• The exercise
Repeat what the lines below say, word for word, and skip every image.

===== Dataset extract =====

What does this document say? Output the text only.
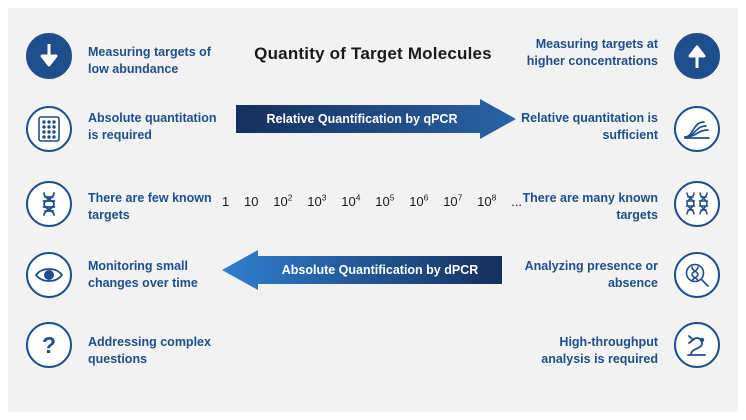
Quantity of Target Molecules
Measuring targets of low abundance
Absolute quantitation is required
There are few known targets
Monitoring small changes over time
?	Addressing complex questions
Measuring targets at higher concentrations
Relative quantitation is sufficient
There are many known targets
Analyzing presence or absence
High-throughput analysis is required
Relative Quantification by qPCR
Absolute Quantification by dPCR
1 10 $10^2$ $10^3$ $10^4$ $10^5$ $10^6$ $10^7$ $10^8$ ...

=====

• Written answer
What does this document say? Output the text only.
Quantity of Target Molecules
Measuring targets of low abundance
Absolute quantitation is required
There are few known targets
Monitoring small changes over time
?	Addressing complex questions
Measuring targets at higher concentrations
Relative quantitation is sufficient
There are many known targets
Analyzing presence or absence
High-throughput analysis is required
Relative Quantification by qPCR
Absolute Quantification by dPCR
1 10 $10^2$ $10^3$ $10^4$ $10^5$ $10^6$ $10^7$ $10^8$ ...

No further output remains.